» **TASK TO COMPLETE**
Without the pictures, can you quote each line below exactly?

(Rows from a figure dataset)

= = =

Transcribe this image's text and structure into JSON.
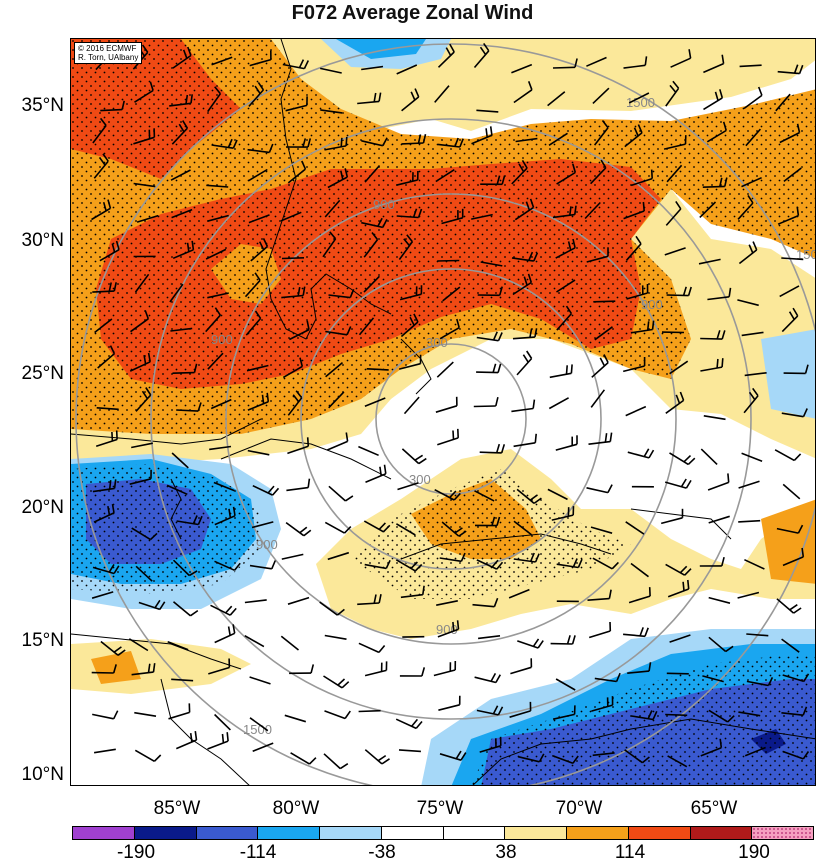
{
  "title": "F072 Average Zonal Wind",
  "credit": {
    "line1": "© 2016 ECMWF",
    "line2": "R. Torn, UAlbany"
  },
  "latitude_labels": [
    "35°N",
    "30°N",
    "25°N",
    "20°N",
    "15°N",
    "10°N"
  ],
  "longitude_labels": [
    "85°W",
    "80°W",
    "75°W",
    "70°W",
    "65°W"
  ],
  "range_ring_labels": [
    "300",
    "300",
    "900",
    "900",
    "900",
    "900",
    "900",
    "1500",
    "1500",
    "1500"
  ],
  "colorbar": {
    "colors": [
      "#a040d0",
      "#0a1a8a",
      "#3a5ad0",
      "#1aa6f0",
      "#a6d8f8",
      "#ffffff",
      "#ffffff",
      "#fbe89a",
      "#f5a01a",
      "#f04a14",
      "#b01a1a",
      "#f5a0c0"
    ],
    "labels": [
      "-190",
      "-114",
      "-38",
      "38",
      "114",
      "190"
    ]
  },
  "field_colors": {
    "red": "#f04a14",
    "orange": "#f5a01a",
    "yellow": "#fbe89a",
    "light_blue": "#a6d8f8",
    "blue": "#1aa6f0",
    "dark_blue": "#3a5ad0",
    "navy": "#0a1a8a"
  }
}
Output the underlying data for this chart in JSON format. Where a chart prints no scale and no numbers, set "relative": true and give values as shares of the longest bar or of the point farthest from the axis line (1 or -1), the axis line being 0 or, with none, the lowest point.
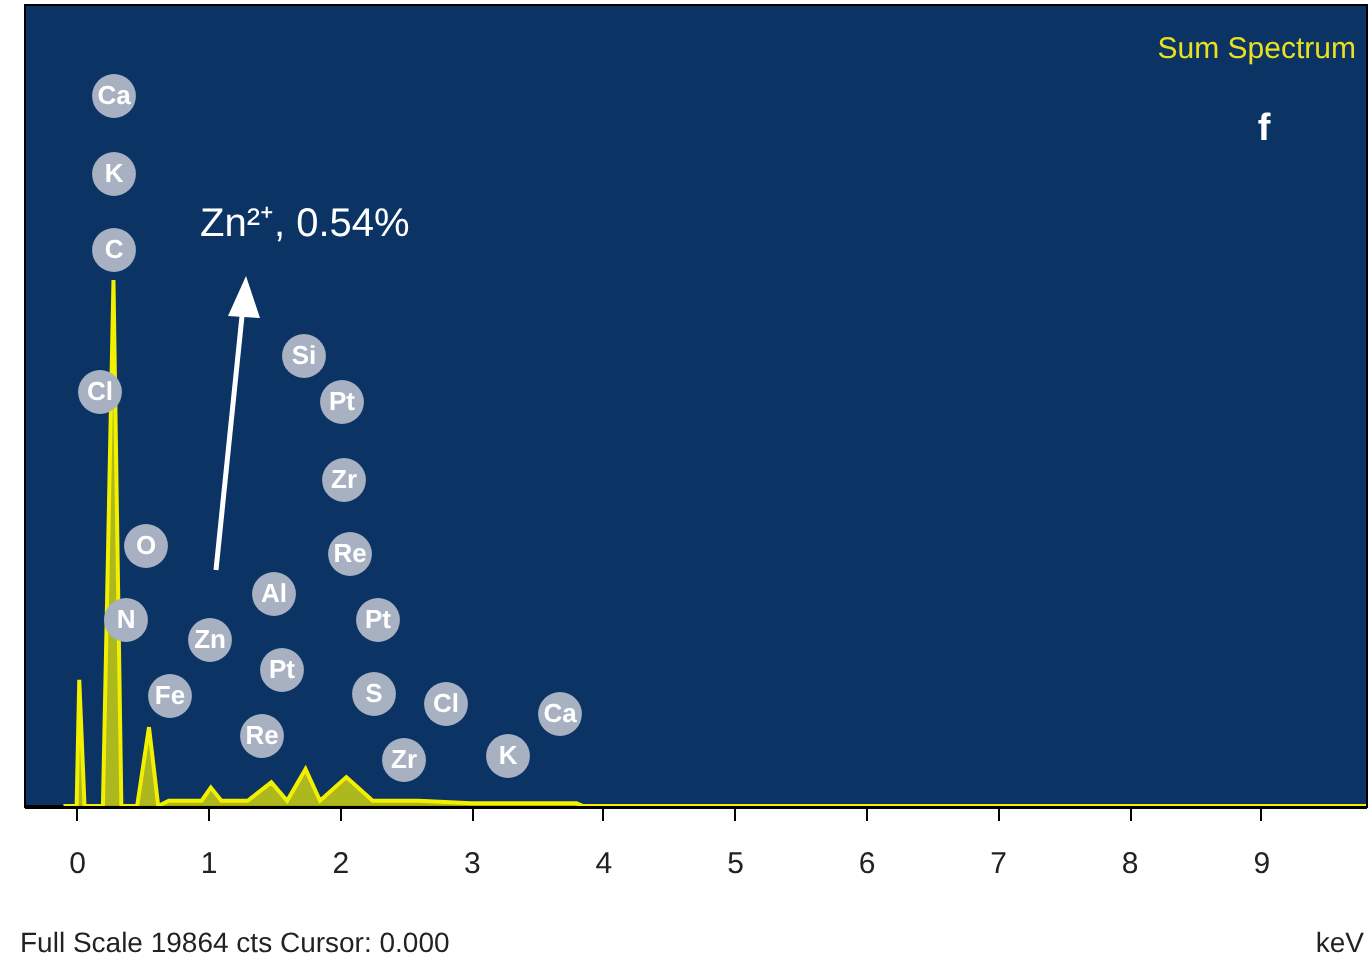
{
  "chart_data": {
    "type": "area",
    "title": "Sum Spectrum",
    "xlabel": "keV",
    "relative": true,
    "xlim": [
      -0.4,
      9.8
    ],
    "xticks": [
      0,
      1,
      2,
      3,
      4,
      5,
      6,
      7,
      8,
      9
    ],
    "x": [
      -0.1,
      0,
      0.02,
      0.06,
      0.2,
      0.28,
      0.34,
      0.46,
      0.55,
      0.62,
      0.7,
      0.95,
      1.02,
      1.1,
      1.3,
      1.48,
      1.6,
      1.74,
      1.85,
      2.05,
      2.25,
      2.6,
      3.0,
      3.8,
      3.85,
      9.8
    ],
    "series": [
      {
        "color": "#f2f000",
        "values": [
          0,
          0,
          0.24,
          0,
          0,
          1,
          0,
          0,
          0.15,
          0,
          0.01,
          0.01,
          0.035,
          0.01,
          0.01,
          0.045,
          0.01,
          0.07,
          0.01,
          0.055,
          0.01,
          0.01,
          0.005,
          0.005,
          0,
          0
        ]
      }
    ],
    "grid": false,
    "annotations": [
      "Ca",
      "K",
      "C",
      "Cl",
      "O",
      "N",
      "Fe",
      "Zn",
      "Al",
      "Pt",
      "Re",
      "Si",
      "Pt",
      "Zr",
      "Re",
      "Pt",
      "S",
      "Zr",
      "Cl",
      "K",
      "Ca",
      "Zn²⁺,      0.54%",
      "f",
      "Full Scale 19864 cts Cursor: 0.000"
    ]
  }
}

= = =

» **TASK RESULT**
Transcribe this image's text and structure into JSON.
{
  "title": "F072 Average Zonal Wind",
  "credit": {
    "line1": "© 2016 ECMWF",
    "line2": "R. Torn, UAlbany"
  },
  "latitude_labels": [
    "35°N",
    "30°N",
    "25°N",
    "20°N",
    "15°N",
    "10°N"
  ],
  "longitude_labels": [
    "85°W",
    "80°W",
    "75°W",
    "70°W",
    "65°W"
  ],
  "range_ring_labels": [
    "300",
    "300",
    "900",
    "900",
    "900",
    "900",
    "900",
    "1500",
    "1500",
    "1500"
  ],
  "colorbar": {
    "colors": [
      "#a040d0",
      "#0a1a8a",
      "#3a5ad0",
      "#1aa6f0",
      "#a6d8f8",
      "#ffffff",
      "#ffffff",
      "#fbe89a",
      "#f5a01a",
      "#f04a14",
      "#b01a1a",
      "#f5a0c0"
    ],
    "labels": [
      "-190",
      "-114",
      "-38",
      "38",
      "114",
      "190"
    ]
  },
  "field_colors": {
    "red": "#f04a14",
    "orange": "#f5a01a",
    "yellow": "#fbe89a",
    "light_blue": "#a6d8f8",
    "blue": "#1aa6f0",
    "dark_blue": "#3a5ad0",
    "navy": "#0a1a8a"
  }
}
Output the underlying data for this chart in JSON format. Where a chart prints no scale and no numbers, set "relative": true and give values as shares of the longest bar or of the point farthest from the axis line (1 or -1), the axis line being 0 or, with none, the lowest point.
{
  "chart_data": {
    "type": "area",
    "title": "Sum Spectrum",
    "xlabel": "keV",
    "relative": true,
    "xlim": [
      -0.4,
      9.8
    ],
    "xticks": [
      0,
      1,
      2,
      3,
      4,
      5,
      6,
      7,
      8,
      9
    ],
    "x": [
      -0.1,
      0,
      0.02,
      0.06,
      0.2,
      0.28,
      0.34,
      0.46,
      0.55,
      0.62,
      0.7,
      0.95,
      1.02,
      1.1,
      1.3,
      1.48,
      1.6,
      1.74,
      1.85,
      2.05,
      2.25,
      2.6,
      3.0,
      3.8,
      3.85,
      9.8
    ],
    "series": [
      {
        "color": "#f2f000",
        "values": [
          0,
          0,
          0.24,
          0,
          0,
          1,
          0,
          0,
          0.15,
          0,
          0.01,
          0.01,
          0.035,
          0.01,
          0.01,
          0.045,
          0.01,
          0.07,
          0.01,
          0.055,
          0.01,
          0.01,
          0.005,
          0.005,
          0,
          0
        ]
      }
    ],
    "grid": false,
    "annotations": [
      "Ca",
      "K",
      "C",
      "Cl",
      "O",
      "N",
      "Fe",
      "Zn",
      "Al",
      "Pt",
      "Re",
      "Si",
      "Pt",
      "Zr",
      "Re",
      "Pt",
      "S",
      "Zr",
      "Cl",
      "K",
      "Ca",
      "Zn²⁺,      0.54%",
      "f",
      "Full Scale 19864 cts Cursor: 0.000"
    ]
  }
}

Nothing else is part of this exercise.